* Exercise task *
Write out each line beneath this one exactly as it reads.

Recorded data
-=-=-
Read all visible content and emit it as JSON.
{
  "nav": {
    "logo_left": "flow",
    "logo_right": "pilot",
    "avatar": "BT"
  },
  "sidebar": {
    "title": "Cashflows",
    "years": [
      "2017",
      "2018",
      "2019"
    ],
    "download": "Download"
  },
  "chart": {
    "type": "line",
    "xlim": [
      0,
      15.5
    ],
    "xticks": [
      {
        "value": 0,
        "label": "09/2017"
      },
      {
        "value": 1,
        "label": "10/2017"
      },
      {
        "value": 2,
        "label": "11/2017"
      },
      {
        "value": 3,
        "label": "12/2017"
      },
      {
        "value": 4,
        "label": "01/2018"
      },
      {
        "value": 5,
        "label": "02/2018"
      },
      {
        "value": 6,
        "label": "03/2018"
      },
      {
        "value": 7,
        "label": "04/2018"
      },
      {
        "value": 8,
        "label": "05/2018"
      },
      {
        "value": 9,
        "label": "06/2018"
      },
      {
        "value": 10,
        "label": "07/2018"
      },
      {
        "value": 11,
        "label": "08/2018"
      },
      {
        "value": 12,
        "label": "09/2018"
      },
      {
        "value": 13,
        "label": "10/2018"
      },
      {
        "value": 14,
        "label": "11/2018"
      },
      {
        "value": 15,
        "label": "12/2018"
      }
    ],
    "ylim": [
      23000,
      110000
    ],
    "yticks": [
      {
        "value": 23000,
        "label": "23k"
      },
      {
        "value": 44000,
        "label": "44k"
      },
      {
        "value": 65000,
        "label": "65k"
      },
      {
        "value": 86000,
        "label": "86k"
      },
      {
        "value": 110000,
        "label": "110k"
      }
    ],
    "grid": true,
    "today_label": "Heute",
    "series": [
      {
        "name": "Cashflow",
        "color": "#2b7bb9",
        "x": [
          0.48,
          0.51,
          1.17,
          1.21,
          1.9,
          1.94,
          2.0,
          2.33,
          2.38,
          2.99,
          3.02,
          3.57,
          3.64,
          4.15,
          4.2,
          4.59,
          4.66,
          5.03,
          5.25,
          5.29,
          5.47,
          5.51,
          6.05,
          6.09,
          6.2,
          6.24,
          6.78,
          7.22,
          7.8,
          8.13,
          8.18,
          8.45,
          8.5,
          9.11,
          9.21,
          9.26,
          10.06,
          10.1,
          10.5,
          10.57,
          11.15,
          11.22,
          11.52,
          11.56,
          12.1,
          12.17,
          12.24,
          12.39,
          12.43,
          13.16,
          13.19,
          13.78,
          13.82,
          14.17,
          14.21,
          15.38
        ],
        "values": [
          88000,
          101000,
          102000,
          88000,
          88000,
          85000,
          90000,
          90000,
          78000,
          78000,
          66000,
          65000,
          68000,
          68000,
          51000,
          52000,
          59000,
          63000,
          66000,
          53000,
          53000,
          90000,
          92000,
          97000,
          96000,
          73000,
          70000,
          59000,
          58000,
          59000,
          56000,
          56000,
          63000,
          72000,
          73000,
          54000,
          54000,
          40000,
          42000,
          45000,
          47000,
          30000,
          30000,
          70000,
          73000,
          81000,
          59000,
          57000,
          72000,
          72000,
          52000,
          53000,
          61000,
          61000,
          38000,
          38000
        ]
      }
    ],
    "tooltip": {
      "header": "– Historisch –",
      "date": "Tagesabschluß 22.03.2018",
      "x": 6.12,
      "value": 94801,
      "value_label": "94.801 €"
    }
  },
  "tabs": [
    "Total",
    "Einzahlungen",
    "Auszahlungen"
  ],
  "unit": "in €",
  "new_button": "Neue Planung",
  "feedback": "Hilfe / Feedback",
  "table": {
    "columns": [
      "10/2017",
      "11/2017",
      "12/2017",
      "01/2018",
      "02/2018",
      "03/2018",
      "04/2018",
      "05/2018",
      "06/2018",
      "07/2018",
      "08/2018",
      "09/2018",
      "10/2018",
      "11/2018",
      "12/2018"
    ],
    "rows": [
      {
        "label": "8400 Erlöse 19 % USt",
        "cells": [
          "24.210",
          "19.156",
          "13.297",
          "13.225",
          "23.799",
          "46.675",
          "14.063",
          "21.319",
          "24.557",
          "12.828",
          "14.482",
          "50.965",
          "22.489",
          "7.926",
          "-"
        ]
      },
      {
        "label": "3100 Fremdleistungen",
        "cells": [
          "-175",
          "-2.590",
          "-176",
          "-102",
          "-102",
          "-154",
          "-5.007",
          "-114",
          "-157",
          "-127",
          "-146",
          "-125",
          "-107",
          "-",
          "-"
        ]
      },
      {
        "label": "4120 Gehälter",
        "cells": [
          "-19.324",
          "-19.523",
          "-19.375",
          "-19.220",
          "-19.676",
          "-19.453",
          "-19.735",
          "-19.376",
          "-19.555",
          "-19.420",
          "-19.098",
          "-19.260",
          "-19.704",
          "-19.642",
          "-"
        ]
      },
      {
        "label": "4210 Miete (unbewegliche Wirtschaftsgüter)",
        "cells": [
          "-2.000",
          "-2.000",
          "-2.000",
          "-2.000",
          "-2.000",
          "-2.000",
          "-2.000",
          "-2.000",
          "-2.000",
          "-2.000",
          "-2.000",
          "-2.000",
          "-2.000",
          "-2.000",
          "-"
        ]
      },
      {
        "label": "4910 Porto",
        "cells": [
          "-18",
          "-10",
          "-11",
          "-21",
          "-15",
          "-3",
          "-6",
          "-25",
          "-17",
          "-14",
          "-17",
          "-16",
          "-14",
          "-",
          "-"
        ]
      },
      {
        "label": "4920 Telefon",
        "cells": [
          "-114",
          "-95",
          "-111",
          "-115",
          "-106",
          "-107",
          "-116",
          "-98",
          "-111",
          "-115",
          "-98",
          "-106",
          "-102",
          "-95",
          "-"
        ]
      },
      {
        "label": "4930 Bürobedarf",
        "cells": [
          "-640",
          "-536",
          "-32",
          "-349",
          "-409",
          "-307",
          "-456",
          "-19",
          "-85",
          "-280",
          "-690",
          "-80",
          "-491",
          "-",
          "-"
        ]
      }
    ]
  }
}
-=-=-
* Output *
Read all visible content and emit it as JSON.
{
  "nav": {
    "logo_left": "flow",
    "logo_right": "pilot",
    "avatar": "BT"
  },
  "sidebar": {
    "title": "Cashflows",
    "years": [
      "2017",
      "2018",
      "2019"
    ],
    "download": "Download"
  },
  "chart": {
    "type": "line",
    "xlim": [
      0,
      15.5
    ],
    "xticks": [
      {
        "value": 0,
        "label": "09/2017"
      },
      {
        "value": 1,
        "label": "10/2017"
      },
      {
        "value": 2,
        "label": "11/2017"
      },
      {
        "value": 3,
        "label": "12/2017"
      },
      {
        "value": 4,
        "label": "01/2018"
      },
      {
        "value": 5,
        "label": "02/2018"
      },
      {
        "value": 6,
        "label": "03/2018"
      },
      {
        "value": 7,
        "label": "04/2018"
      },
      {
        "value": 8,
        "label": "05/2018"
      },
      {
        "value": 9,
        "label": "06/2018"
      },
      {
        "value": 10,
        "label": "07/2018"
      },
      {
        "value": 11,
        "label": "08/2018"
      },
      {
        "value": 12,
        "label": "09/2018"
      },
      {
        "value": 13,
        "label": "10/2018"
      },
      {
        "value": 14,
        "label": "11/2018"
      },
      {
        "value": 15,
        "label": "12/2018"
      }
    ],
    "ylim": [
      23000,
      110000
    ],
    "yticks": [
      {
        "value": 23000,
        "label": "23k"
      },
      {
        "value": 44000,
        "label": "44k"
      },
      {
        "value": 65000,
        "label": "65k"
      },
      {
        "value": 86000,
        "label": "86k"
      },
      {
        "value": 110000,
        "label": "110k"
      }
    ],
    "grid": true,
    "today_label": "Heute",
    "series": [
      {
        "name": "Cashflow",
        "color": "#2b7bb9",
        "x": [
          0.48,
          0.51,
          1.17,
          1.21,
          1.9,
          1.94,
          2.0,
          2.33,
          2.38,
          2.99,
          3.02,
          3.57,
          3.64,
          4.15,
          4.2,
          4.59,
          4.66,
          5.03,
          5.25,
          5.29,
          5.47,
          5.51,
          6.05,
          6.09,
          6.2,
          6.24,
          6.78,
          7.22,
          7.8,
          8.13,
          8.18,
          8.45,
          8.5,
          9.11,
          9.21,
          9.26,
          10.06,
          10.1,
          10.5,
          10.57,
          11.15,
          11.22,
          11.52,
          11.56,
          12.1,
          12.17,
          12.24,
          12.39,
          12.43,
          13.16,
          13.19,
          13.78,
          13.82,
          14.17,
          14.21,
          15.38
        ],
        "values": [
          88000,
          101000,
          102000,
          88000,
          88000,
          85000,
          90000,
          90000,
          78000,
          78000,
          66000,
          65000,
          68000,
          68000,
          51000,
          52000,
          59000,
          63000,
          66000,
          53000,
          53000,
          90000,
          92000,
          97000,
          96000,
          73000,
          70000,
          59000,
          58000,
          59000,
          56000,
          56000,
          63000,
          72000,
          73000,
          54000,
          54000,
          40000,
          42000,
          45000,
          47000,
          30000,
          30000,
          70000,
          73000,
          81000,
          59000,
          57000,
          72000,
          72000,
          52000,
          53000,
          61000,
          61000,
          38000,
          38000
        ]
      }
    ],
    "tooltip": {
      "header": "– Historisch –",
      "date": "Tagesabschluß 22.03.2018",
      "x": 6.12,
      "value": 94801,
      "value_label": "94.801 €"
    }
  },
  "tabs": [
    "Total",
    "Einzahlungen",
    "Auszahlungen"
  ],
  "unit": "in €",
  "new_button": "Neue Planung",
  "feedback": "Hilfe / Feedback",
  "table": {
    "columns": [
      "10/2017",
      "11/2017",
      "12/2017",
      "01/2018",
      "02/2018",
      "03/2018",
      "04/2018",
      "05/2018",
      "06/2018",
      "07/2018",
      "08/2018",
      "09/2018",
      "10/2018",
      "11/2018",
      "12/2018"
    ],
    "rows": [
      {
        "label": "8400 Erlöse 19 % USt",
        "cells": [
          "24.210",
          "19.156",
          "13.297",
          "13.225",
          "23.799",
          "46.675",
          "14.063",
          "21.319",
          "24.557",
          "12.828",
          "14.482",
          "50.965",
          "22.489",
          "7.926",
          "-"
        ]
      },
      {
        "label": "3100 Fremdleistungen",
        "cells": [
          "-175",
          "-2.590",
          "-176",
          "-102",
          "-102",
          "-154",
          "-5.007",
          "-114",
          "-157",
          "-127",
          "-146",
          "-125",
          "-107",
          "-",
          "-"
        ]
      },
      {
        "label": "4120 Gehälter",
        "cells": [
          "-19.324",
          "-19.523",
          "-19.375",
          "-19.220",
          "-19.676",
          "-19.453",
          "-19.735",
          "-19.376",
          "-19.555",
          "-19.420",
          "-19.098",
          "-19.260",
          "-19.704",
          "-19.642",
          "-"
        ]
      },
      {
        "label": "4210 Miete (unbewegliche Wirtschaftsgüter)",
        "cells": [
          "-2.000",
          "-2.000",
          "-2.000",
          "-2.000",
          "-2.000",
          "-2.000",
          "-2.000",
          "-2.000",
          "-2.000",
          "-2.000",
          "-2.000",
          "-2.000",
          "-2.000",
          "-2.000",
          "-"
        ]
      },
      {
        "label": "4910 Porto",
        "cells": [
          "-18",
          "-10",
          "-11",
          "-21",
          "-15",
          "-3",
          "-6",
          "-25",
          "-17",
          "-14",
          "-17",
          "-16",
          "-14",
          "-",
          "-"
        ]
      },
      {
        "label": "4920 Telefon",
        "cells": [
          "-114",
          "-95",
          "-111",
          "-115",
          "-106",
          "-107",
          "-116",
          "-98",
          "-111",
          "-115",
          "-98",
          "-106",
          "-102",
          "-95",
          "-"
        ]
      },
      {
        "label": "4930 Bürobedarf",
        "cells": [
          "-640",
          "-536",
          "-32",
          "-349",
          "-409",
          "-307",
          "-456",
          "-19",
          "-85",
          "-280",
          "-690",
          "-80",
          "-491",
          "-",
          "-"
        ]
      }
    ]
  }
}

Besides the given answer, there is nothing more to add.